— Start Material for the task —

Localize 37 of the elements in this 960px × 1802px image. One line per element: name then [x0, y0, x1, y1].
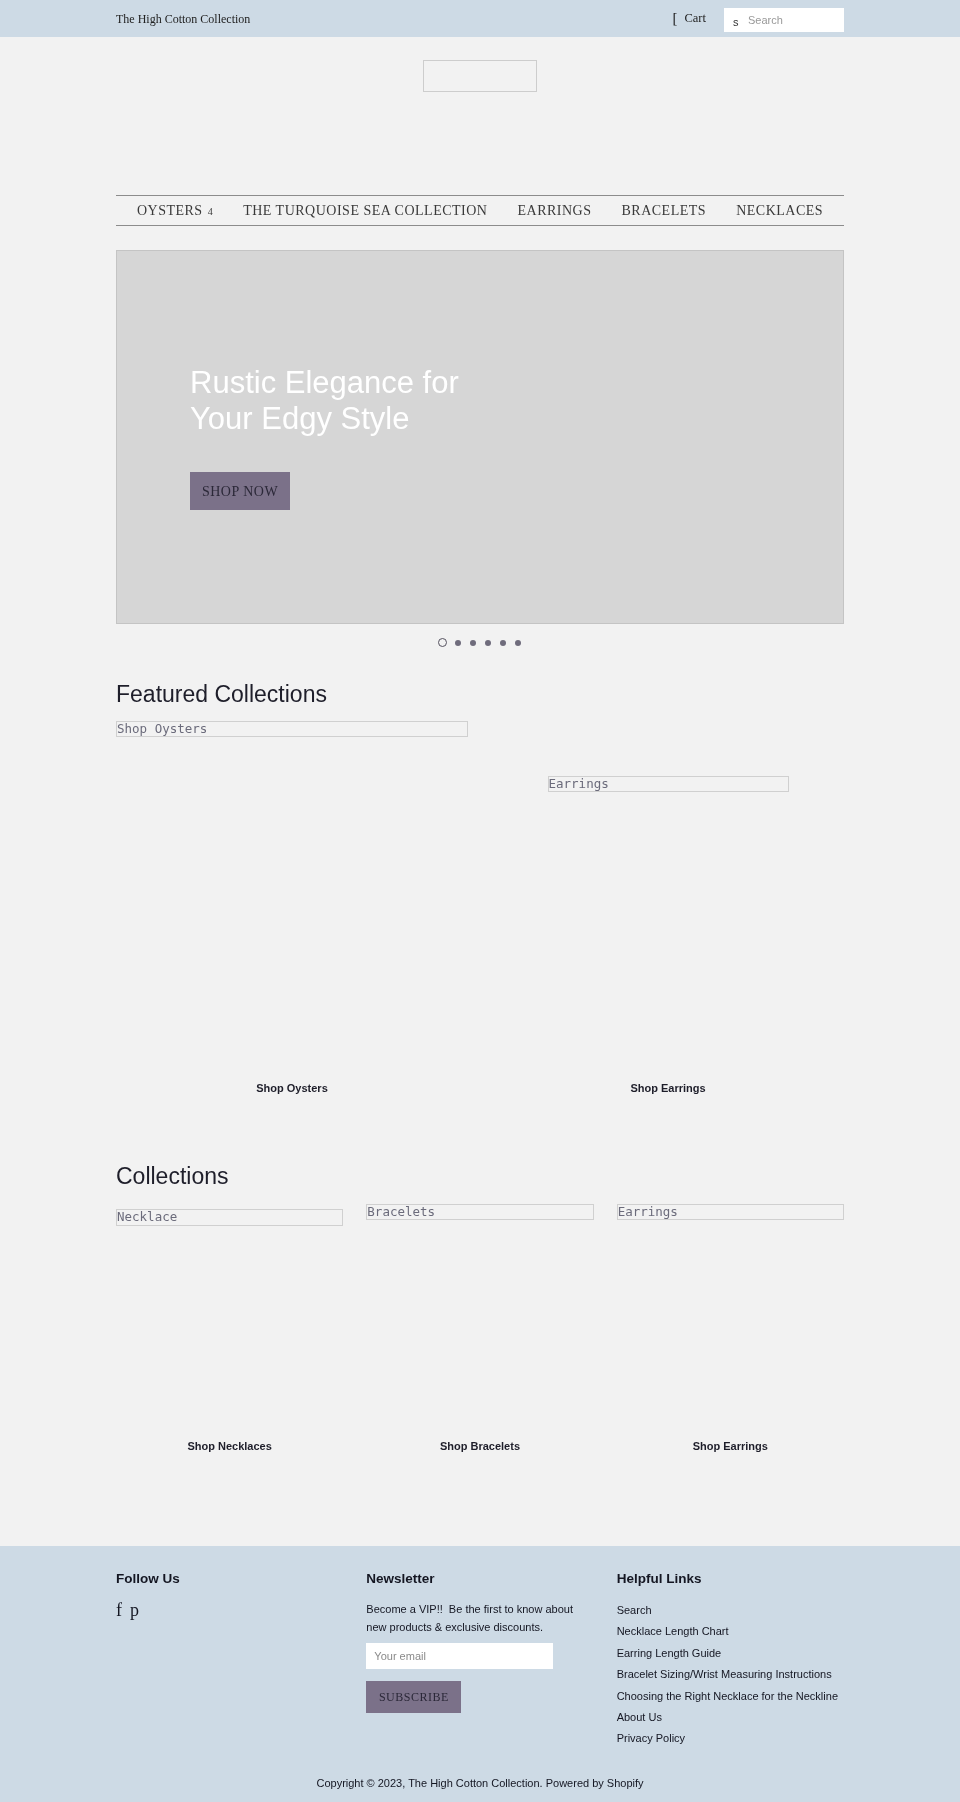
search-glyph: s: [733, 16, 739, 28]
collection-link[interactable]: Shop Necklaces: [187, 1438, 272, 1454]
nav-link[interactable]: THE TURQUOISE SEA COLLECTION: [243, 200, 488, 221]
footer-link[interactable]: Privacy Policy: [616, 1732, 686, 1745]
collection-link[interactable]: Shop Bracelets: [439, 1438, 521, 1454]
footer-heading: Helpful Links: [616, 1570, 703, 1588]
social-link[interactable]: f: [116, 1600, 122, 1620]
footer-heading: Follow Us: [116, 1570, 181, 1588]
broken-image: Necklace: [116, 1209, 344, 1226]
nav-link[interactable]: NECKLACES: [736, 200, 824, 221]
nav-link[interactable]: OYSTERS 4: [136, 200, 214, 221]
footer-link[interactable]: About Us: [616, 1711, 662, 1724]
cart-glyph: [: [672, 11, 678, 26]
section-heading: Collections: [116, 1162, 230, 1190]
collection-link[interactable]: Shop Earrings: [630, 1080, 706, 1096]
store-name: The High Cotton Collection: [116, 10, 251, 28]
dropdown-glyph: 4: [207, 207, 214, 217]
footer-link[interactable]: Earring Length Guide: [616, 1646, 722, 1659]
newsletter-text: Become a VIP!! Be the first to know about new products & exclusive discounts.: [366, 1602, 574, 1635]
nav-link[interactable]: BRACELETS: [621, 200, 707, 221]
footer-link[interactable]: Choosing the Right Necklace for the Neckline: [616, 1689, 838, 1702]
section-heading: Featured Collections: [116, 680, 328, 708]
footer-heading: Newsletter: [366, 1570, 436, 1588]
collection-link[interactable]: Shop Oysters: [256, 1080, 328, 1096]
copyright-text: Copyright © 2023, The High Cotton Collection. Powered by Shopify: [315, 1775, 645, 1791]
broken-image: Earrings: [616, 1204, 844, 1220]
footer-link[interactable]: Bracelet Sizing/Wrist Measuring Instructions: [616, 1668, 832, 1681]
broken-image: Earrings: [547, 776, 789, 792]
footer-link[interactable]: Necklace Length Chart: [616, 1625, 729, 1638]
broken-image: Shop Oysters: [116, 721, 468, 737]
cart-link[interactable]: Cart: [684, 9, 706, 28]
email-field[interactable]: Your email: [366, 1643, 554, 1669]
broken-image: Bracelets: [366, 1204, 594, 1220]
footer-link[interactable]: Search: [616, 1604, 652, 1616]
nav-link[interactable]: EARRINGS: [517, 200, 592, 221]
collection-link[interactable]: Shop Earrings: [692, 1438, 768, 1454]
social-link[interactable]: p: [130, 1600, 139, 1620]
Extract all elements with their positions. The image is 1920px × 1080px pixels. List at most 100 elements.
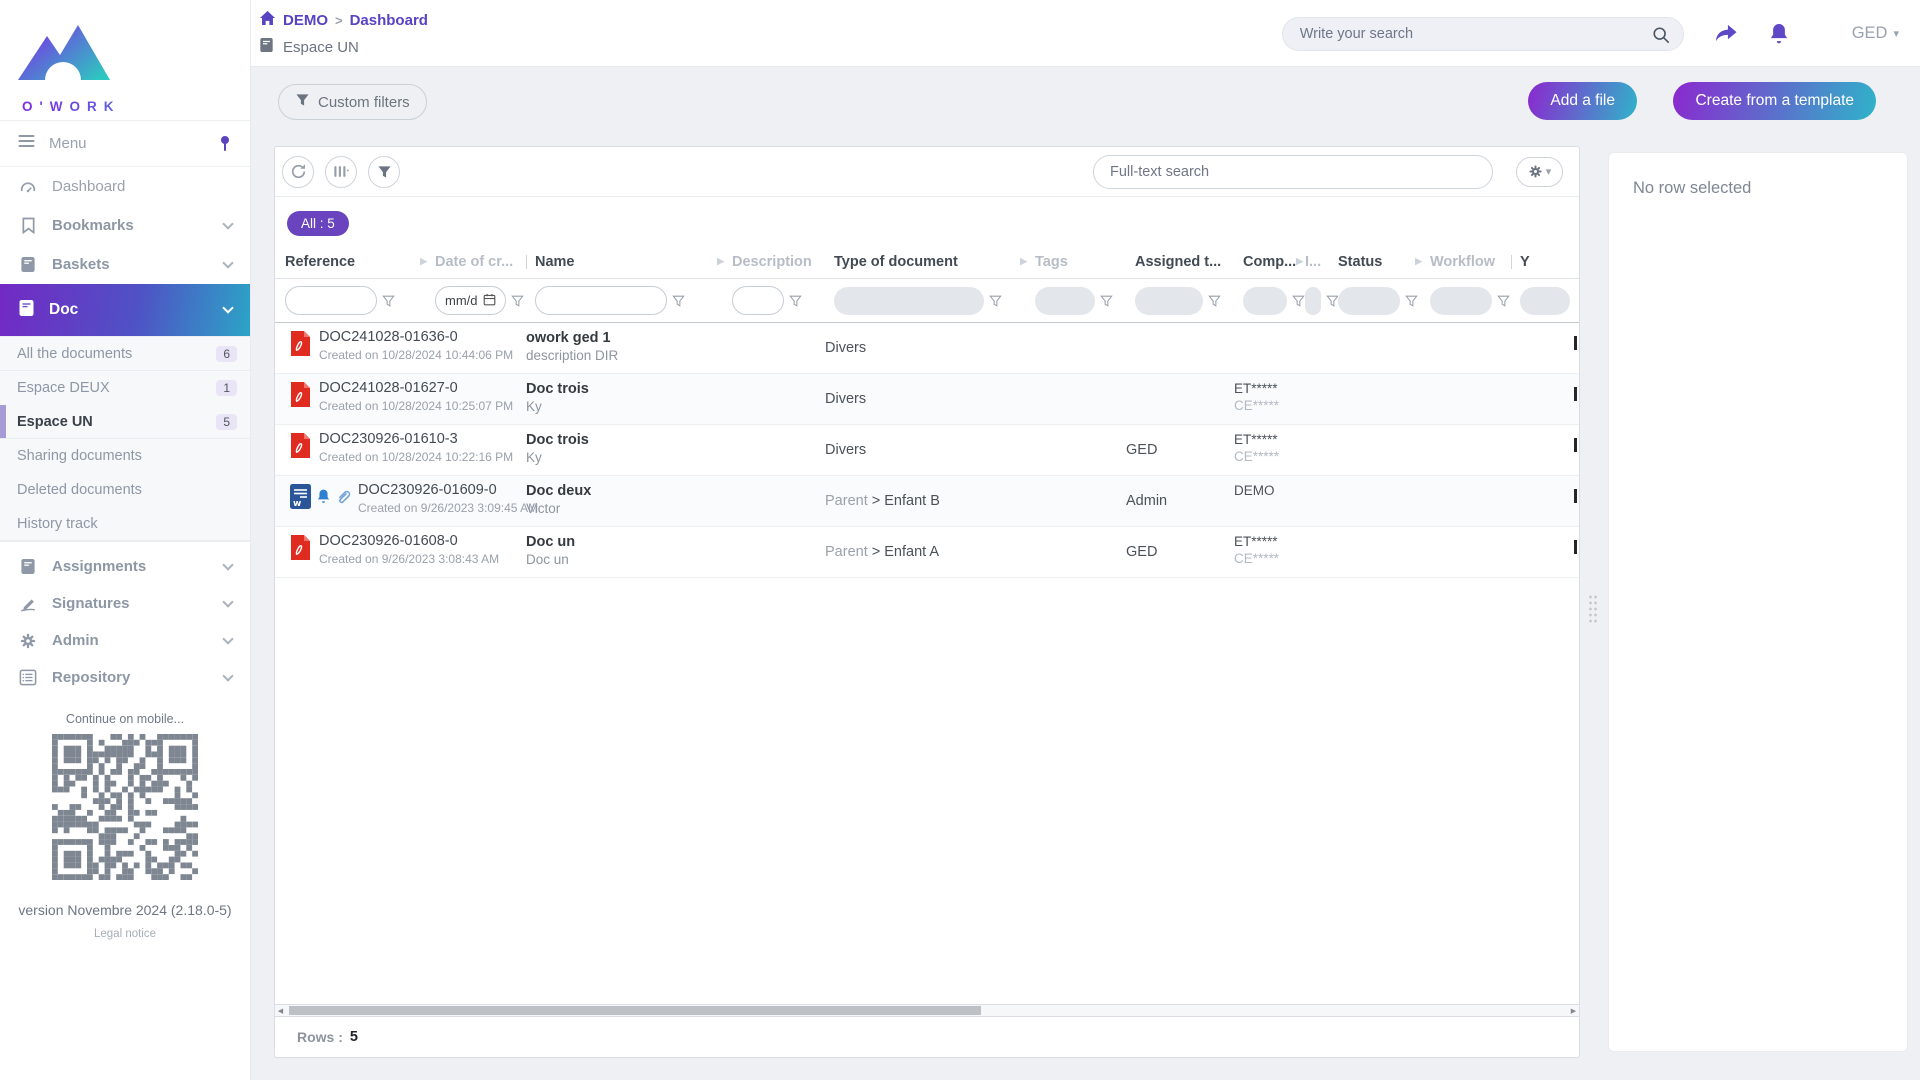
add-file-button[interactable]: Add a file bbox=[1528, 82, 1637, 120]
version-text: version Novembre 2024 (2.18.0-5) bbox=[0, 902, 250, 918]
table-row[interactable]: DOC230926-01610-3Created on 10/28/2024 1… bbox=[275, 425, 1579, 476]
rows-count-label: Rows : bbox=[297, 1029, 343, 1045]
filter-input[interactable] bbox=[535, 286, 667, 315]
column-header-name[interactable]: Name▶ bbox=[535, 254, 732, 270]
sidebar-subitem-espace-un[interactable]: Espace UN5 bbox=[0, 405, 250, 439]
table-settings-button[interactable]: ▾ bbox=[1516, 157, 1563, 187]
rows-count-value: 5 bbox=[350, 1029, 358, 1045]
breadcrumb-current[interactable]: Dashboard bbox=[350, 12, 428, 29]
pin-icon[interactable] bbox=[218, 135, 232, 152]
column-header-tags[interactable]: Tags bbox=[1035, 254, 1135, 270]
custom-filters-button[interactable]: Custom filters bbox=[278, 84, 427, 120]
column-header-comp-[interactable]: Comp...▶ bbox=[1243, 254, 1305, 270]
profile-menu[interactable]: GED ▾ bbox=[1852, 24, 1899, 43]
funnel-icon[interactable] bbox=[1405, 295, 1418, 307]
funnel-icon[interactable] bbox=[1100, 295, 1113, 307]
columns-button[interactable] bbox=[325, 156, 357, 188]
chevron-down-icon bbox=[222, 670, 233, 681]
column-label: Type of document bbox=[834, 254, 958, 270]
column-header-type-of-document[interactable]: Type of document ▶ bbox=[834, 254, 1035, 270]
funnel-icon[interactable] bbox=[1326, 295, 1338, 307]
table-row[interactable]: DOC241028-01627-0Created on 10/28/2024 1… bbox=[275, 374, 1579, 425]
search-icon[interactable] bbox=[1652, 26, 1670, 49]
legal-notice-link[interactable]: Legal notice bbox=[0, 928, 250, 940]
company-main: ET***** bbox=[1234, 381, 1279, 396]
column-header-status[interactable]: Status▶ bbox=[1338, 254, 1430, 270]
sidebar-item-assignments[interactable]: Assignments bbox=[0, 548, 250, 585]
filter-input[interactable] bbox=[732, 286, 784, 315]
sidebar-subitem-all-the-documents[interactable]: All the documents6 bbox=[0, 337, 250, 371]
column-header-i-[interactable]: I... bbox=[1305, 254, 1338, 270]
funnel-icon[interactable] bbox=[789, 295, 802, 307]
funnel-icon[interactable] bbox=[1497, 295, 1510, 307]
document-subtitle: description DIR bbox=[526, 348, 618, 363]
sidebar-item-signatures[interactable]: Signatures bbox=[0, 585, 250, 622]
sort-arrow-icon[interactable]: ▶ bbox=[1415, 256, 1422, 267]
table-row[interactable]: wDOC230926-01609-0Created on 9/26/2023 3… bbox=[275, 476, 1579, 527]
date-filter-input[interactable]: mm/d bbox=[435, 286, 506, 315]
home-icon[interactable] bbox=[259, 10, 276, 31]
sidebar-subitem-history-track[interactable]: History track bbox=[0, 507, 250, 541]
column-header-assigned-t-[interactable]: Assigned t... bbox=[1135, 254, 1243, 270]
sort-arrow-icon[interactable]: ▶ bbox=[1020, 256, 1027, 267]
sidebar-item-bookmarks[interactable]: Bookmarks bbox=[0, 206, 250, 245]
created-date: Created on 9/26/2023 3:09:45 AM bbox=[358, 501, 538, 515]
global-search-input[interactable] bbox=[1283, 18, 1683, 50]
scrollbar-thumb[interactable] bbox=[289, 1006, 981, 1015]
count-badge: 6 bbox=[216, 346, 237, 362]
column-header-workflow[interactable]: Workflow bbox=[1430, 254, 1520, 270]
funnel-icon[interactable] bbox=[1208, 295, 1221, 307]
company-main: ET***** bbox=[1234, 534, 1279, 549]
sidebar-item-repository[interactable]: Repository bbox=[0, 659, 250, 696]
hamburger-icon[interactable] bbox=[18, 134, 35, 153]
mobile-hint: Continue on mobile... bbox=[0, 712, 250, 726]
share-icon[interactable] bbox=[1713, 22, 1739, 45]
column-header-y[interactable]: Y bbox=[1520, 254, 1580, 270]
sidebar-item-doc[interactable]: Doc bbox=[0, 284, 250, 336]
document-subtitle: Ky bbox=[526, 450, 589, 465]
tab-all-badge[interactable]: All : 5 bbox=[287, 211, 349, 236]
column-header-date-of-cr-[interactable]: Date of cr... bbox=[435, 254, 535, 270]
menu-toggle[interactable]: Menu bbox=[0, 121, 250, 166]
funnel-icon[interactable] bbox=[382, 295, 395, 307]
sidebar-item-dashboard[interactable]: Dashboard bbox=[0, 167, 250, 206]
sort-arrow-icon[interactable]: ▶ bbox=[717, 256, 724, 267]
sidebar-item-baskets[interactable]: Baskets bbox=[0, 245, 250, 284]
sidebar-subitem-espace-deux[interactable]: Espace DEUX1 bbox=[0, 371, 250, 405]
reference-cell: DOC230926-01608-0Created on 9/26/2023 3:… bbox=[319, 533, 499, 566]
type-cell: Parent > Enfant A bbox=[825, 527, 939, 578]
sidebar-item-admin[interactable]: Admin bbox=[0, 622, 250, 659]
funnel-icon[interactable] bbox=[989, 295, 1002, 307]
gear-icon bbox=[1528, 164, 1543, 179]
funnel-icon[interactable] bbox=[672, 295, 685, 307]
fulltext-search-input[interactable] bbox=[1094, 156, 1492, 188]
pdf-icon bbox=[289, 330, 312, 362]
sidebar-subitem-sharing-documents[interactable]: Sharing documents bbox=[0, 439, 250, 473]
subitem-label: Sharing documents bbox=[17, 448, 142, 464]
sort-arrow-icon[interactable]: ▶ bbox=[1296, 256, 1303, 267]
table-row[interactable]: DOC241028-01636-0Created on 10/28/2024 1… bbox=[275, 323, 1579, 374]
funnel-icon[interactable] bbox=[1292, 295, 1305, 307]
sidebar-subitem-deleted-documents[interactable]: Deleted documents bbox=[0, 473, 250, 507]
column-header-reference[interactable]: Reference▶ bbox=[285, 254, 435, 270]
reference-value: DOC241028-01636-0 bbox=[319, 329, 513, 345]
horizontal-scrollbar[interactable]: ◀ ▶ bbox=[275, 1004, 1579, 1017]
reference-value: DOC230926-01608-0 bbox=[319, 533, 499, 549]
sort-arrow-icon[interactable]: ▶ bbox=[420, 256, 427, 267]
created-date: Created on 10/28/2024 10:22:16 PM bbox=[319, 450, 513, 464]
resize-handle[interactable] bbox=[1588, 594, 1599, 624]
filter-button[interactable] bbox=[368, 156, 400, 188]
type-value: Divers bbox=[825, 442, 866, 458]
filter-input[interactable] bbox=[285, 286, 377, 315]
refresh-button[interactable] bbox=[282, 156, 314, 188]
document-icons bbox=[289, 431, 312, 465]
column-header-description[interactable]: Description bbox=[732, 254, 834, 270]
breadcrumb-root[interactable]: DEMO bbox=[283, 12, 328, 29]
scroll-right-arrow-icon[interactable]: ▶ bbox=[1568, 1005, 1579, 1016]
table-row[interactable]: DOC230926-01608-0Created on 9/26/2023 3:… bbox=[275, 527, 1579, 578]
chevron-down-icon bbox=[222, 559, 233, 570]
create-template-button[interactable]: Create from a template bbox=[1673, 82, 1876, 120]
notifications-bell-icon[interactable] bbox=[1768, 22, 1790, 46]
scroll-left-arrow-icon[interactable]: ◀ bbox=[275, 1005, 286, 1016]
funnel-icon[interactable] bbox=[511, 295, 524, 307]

— End Material for the task —

Exercise directions:
Repeat the lines from the one with "search-glyph: s: [733, 16, 739, 28]" to the one with "footer-link[interactable]: Bracelet Sizing/Wrist", both included, exactly as they appear.

Written answer:
search-glyph: s: [733, 16, 739, 28]
collection-link[interactable]: Shop Necklaces: [187, 1438, 272, 1454]
nav-link[interactable]: THE TURQUOISE SEA COLLECTION: [243, 200, 488, 221]
footer-link[interactable]: Privacy Policy: [616, 1732, 686, 1745]
collection-link[interactable]: Shop Bracelets: [439, 1438, 521, 1454]
footer-heading: Helpful Links: [616, 1570, 703, 1588]
social-link[interactable]: f: [116, 1600, 122, 1620]
footer-heading: Follow Us: [116, 1570, 181, 1588]
broken-image: Necklace: [116, 1209, 344, 1226]
nav-link[interactable]: NECKLACES: [736, 200, 824, 221]
nav-link[interactable]: OYSTERS 4: [136, 200, 214, 221]
footer-link[interactable]: About Us: [616, 1711, 662, 1724]
cart-glyph: [: [672, 11, 678, 26]
section-heading: Collections: [116, 1162, 230, 1190]
collection-link[interactable]: Shop Earrings: [630, 1080, 706, 1096]
store-name: The High Cotton Collection: [116, 10, 251, 28]
dropdown-glyph: 4: [207, 207, 214, 217]
footer-link[interactable]: Earring Length Guide: [616, 1646, 722, 1659]
newsletter-text: Become a VIP!! Be the first to know about new products & exclusive discounts.: [366, 1602, 574, 1635]
nav-link[interactable]: BRACELETS: [621, 200, 707, 221]
footer-link[interactable]: Choosing the Right Necklace for the Neckline: [616, 1689, 838, 1702]
section-heading: Featured Collections: [116, 680, 328, 708]
footer-heading: Newsletter: [366, 1570, 436, 1588]
collection-link[interactable]: Shop Oysters: [256, 1080, 328, 1096]
copyright-text: Copyright © 2023, The High Cotton Collection. Powered by Shopify: [315, 1775, 645, 1791]
broken-image: Earrings: [616, 1204, 844, 1220]
footer-link[interactable]: Bracelet Sizing/Wrist Measuring Instructions: [616, 1668, 832, 1681]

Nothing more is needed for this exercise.